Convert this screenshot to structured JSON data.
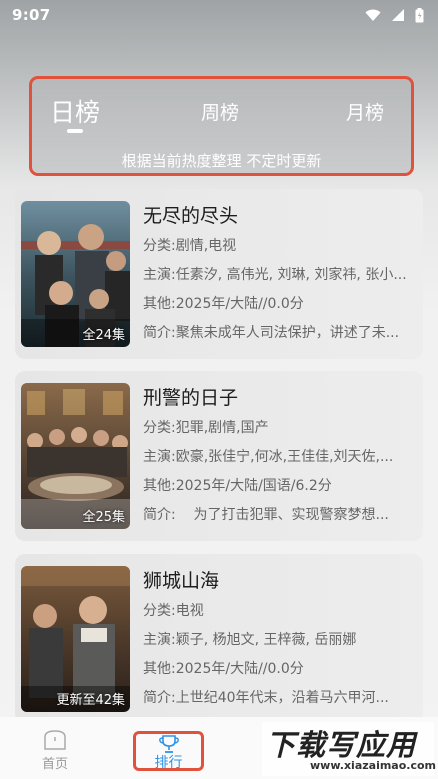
{
  "status_bar": {
    "time": "9:07"
  },
  "tabs": {
    "items": [
      {
        "label": "日榜",
        "active": true
      },
      {
        "label": "周榜",
        "active": false
      },
      {
        "label": "月榜",
        "active": false
      }
    ],
    "subtitle": "根据当前热度整理 不定时更新"
  },
  "colors": {
    "highlight_border": "#e0523c",
    "nav_active": "#2d93e8"
  },
  "shows": [
    {
      "title": "无尽的尽头",
      "episodes": "全24集",
      "genre_label": "分类:",
      "genre": "剧情,电视",
      "cast_label": "主演:",
      "cast": "任素汐, 高伟光, 刘琳, 刘家祎, 张小...",
      "other_label": "其他:",
      "other": "2025年/大陆//0.0分",
      "intro_label": "简介:",
      "intro": "聚焦未成年人司法保护，讲述了未..."
    },
    {
      "title": "刑警的日子",
      "episodes": "全25集",
      "genre_label": "分类:",
      "genre": "犯罪,剧情,国产",
      "cast_label": "主演:",
      "cast": "欧豪,张佳宁,何冰,王佳佳,刘天佐,...",
      "other_label": "其他:",
      "other": "2025年/大陆/国语/6.2分",
      "intro_label": "简介:",
      "intro": "    为了打击犯罪、实现警察梦想..."
    },
    {
      "title": "狮城山海",
      "episodes": "更新至42集",
      "genre_label": "分类:",
      "genre": "电视",
      "cast_label": "主演:",
      "cast": "颖子, 杨旭文, 王梓薇, 岳丽娜",
      "other_label": "其他:",
      "other": "2025年/大陆//0.0分",
      "intro_label": "简介:",
      "intro": "上世纪40年代末，沿着马六甲河..."
    }
  ],
  "bottom_nav": {
    "home_label": "首页",
    "rank_label": "排行"
  },
  "watermark": {
    "main": "下载写应用",
    "sub": "www.xiazaimao.com"
  }
}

# TASK TO COMPLETE
Copy every entry exactly as written. Pictures are excluded.

# TASK OUTPUT
Convert this screenshot to structured JSON data.
{
  "status_bar": {
    "time": "9:07"
  },
  "tabs": {
    "items": [
      {
        "label": "日榜",
        "active": true
      },
      {
        "label": "周榜",
        "active": false
      },
      {
        "label": "月榜",
        "active": false
      }
    ],
    "subtitle": "根据当前热度整理 不定时更新"
  },
  "colors": {
    "highlight_border": "#e0523c",
    "nav_active": "#2d93e8"
  },
  "shows": [
    {
      "title": "无尽的尽头",
      "episodes": "全24集",
      "genre_label": "分类:",
      "genre": "剧情,电视",
      "cast_label": "主演:",
      "cast": "任素汐, 高伟光, 刘琳, 刘家祎, 张小...",
      "other_label": "其他:",
      "other": "2025年/大陆//0.0分",
      "intro_label": "简介:",
      "intro": "聚焦未成年人司法保护，讲述了未..."
    },
    {
      "title": "刑警的日子",
      "episodes": "全25集",
      "genre_label": "分类:",
      "genre": "犯罪,剧情,国产",
      "cast_label": "主演:",
      "cast": "欧豪,张佳宁,何冰,王佳佳,刘天佐,...",
      "other_label": "其他:",
      "other": "2025年/大陆/国语/6.2分",
      "intro_label": "简介:",
      "intro": "    为了打击犯罪、实现警察梦想..."
    },
    {
      "title": "狮城山海",
      "episodes": "更新至42集",
      "genre_label": "分类:",
      "genre": "电视",
      "cast_label": "主演:",
      "cast": "颖子, 杨旭文, 王梓薇, 岳丽娜",
      "other_label": "其他:",
      "other": "2025年/大陆//0.0分",
      "intro_label": "简介:",
      "intro": "上世纪40年代末，沿着马六甲河..."
    }
  ],
  "bottom_nav": {
    "home_label": "首页",
    "rank_label": "排行"
  },
  "watermark": {
    "main": "下载写应用",
    "sub": "www.xiazaimao.com"
  }
}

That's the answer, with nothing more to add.